RECORDS SHOWN:
+---+
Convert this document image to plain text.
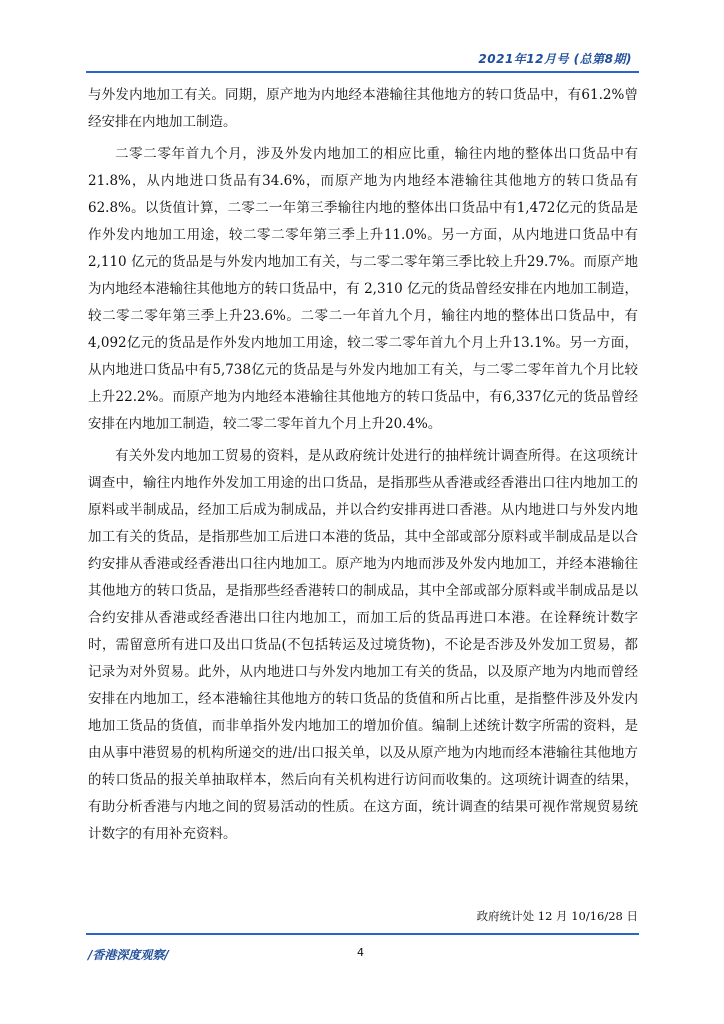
2021年12月号 (总第8期)

与外发内地加工有关。同期，原产地为内地经本港输往其他地方的转口货品中，有61.2%曾经安排在内地加工制造。

二零二零年首九个月，涉及外发内地加工的相应比重，输往内地的整体出口货品中有21.8%，从内地进口货品有34.6%，而原产地为内地经本港输往其他地方的转口货品有62.8%。以货值计算，二零二一年第三季输往内地的整体出口货品中有1,472亿元的货品是作外发内地加工用途，较二零二零年第三季上升11.0%。另一方面，从内地进口货品中有 2,110 亿元的货品是与外发内地加工有关，与二零二零年第三季比较上升29.7%。而原产地为内地经本港输往其他地方的转口货品中，有 2,310 亿元的货品曾经安排在内地加工制造，较二零二零年第三季上升23.6%。二零二一年首九个月，输往内地的整体出口货品中，有4,092亿元的货品是作外发内地加工用途，较二零二零年首九个月上升13.1%。另一方面，从内地进口货品中有5,738亿元的货品是与外发内地加工有关，与二零二零年首九个月比较上升22.2%。而原产地为内地经本港输往其他地方的转口货品中，有6,337亿元的货品曾经安排在内地加工制造，较二零二零年首九个月上升20.4%。

有关外发内地加工贸易的资料，是从政府统计处进行的抽样统计调查所得。在这项统计调查中，输往内地作外发加工用途的出口货品，是指那些从香港或经香港出口往内地加工的原料或半制成品，经加工后成为制成品，并以合约安排再进口香港。从内地进口与外发内地加工有关的货品，是指那些加工后进口本港的货品，其中全部或部分原料或半制成品是以合约安排从香港或经香港出口往内地加工。原产地为内地而涉及外发内地加工，并经本港输往其他地方的转口货品，是指那些经香港转口的制成品，其中全部或部分原料或半制成品是以合约安排从香港或经香港出口往内地加工，而加工后的货品再进口本港。在诠释统计数字时，需留意所有进口及出口货品(不包括转运及过境货物)，不论是否涉及外发加工贸易，都记录为对外贸易。此外，从内地进口与外发内地加工有关的货品，以及原产地为内地而曾经安排在内地加工，经本港输往其他地方的转口货品的货值和所占比重，是指整件涉及外发内地加工货品的货值，而非单指外发内地加工的增加价值。编制上述统计数字所需的资料，是由从事中港贸易的机构所递交的进/出口报关单，以及从原产地为内地而经本港输往其他地方的转口货品的报关单抽取样本，然后向有关机构进行访问而收集的。这项统计调查的结果，有助分析香港与内地之间的贸易活动的性质。在这方面，统计调查的结果可视作常规贸易统计数字的有用补充资料。

政府统计处 12 月 10/16/28 日
/香港深度观察/	4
+---+
EXERCISE DIRECTIONS: Reproduce the material word for word. Any pictures should be left out of the copy.

SOLUTION:
Convert this document image to plain text.
2021年12月号 (总第8期)

与外发内地加工有关。同期，原产地为内地经本港输往其他地方的转口货品中，有61.2%曾经安排在内地加工制造。

二零二零年首九个月，涉及外发内地加工的相应比重，输往内地的整体出口货品中有21.8%，从内地进口货品有34.6%，而原产地为内地经本港输往其他地方的转口货品有62.8%。以货值计算，二零二一年第三季输往内地的整体出口货品中有1,472亿元的货品是作外发内地加工用途，较二零二零年第三季上升11.0%。另一方面，从内地进口货品中有 2,110 亿元的货品是与外发内地加工有关，与二零二零年第三季比较上升29.7%。而原产地为内地经本港输往其他地方的转口货品中，有 2,310 亿元的货品曾经安排在内地加工制造，较二零二零年第三季上升23.6%。二零二一年首九个月，输往内地的整体出口货品中，有4,092亿元的货品是作外发内地加工用途，较二零二零年首九个月上升13.1%。另一方面，从内地进口货品中有5,738亿元的货品是与外发内地加工有关，与二零二零年首九个月比较上升22.2%。而原产地为内地经本港输往其他地方的转口货品中，有6,337亿元的货品曾经安排在内地加工制造，较二零二零年首九个月上升20.4%。

有关外发内地加工贸易的资料，是从政府统计处进行的抽样统计调查所得。在这项统计调查中，输往内地作外发加工用途的出口货品，是指那些从香港或经香港出口往内地加工的原料或半制成品，经加工后成为制成品，并以合约安排再进口香港。从内地进口与外发内地加工有关的货品，是指那些加工后进口本港的货品，其中全部或部分原料或半制成品是以合约安排从香港或经香港出口往内地加工。原产地为内地而涉及外发内地加工，并经本港输往其他地方的转口货品，是指那些经香港转口的制成品，其中全部或部分原料或半制成品是以合约安排从香港或经香港出口往内地加工，而加工后的货品再进口本港。在诠释统计数字时，需留意所有进口及出口货品(不包括转运及过境货物)，不论是否涉及外发加工贸易，都记录为对外贸易。此外，从内地进口与外发内地加工有关的货品，以及原产地为内地而曾经安排在内地加工，经本港输往其他地方的转口货品的货值和所占比重，是指整件涉及外发内地加工货品的货值，而非单指外发内地加工的增加价值。编制上述统计数字所需的资料，是由从事中港贸易的机构所递交的进/出口报关单，以及从原产地为内地而经本港输往其他地方的转口货品的报关单抽取样本，然后向有关机构进行访问而收集的。这项统计调查的结果，有助分析香港与内地之间的贸易活动的性质。在这方面，统计调查的结果可视作常规贸易统计数字的有用补充资料。

政府统计处 12 月 10/16/28 日
/香港深度观察/	4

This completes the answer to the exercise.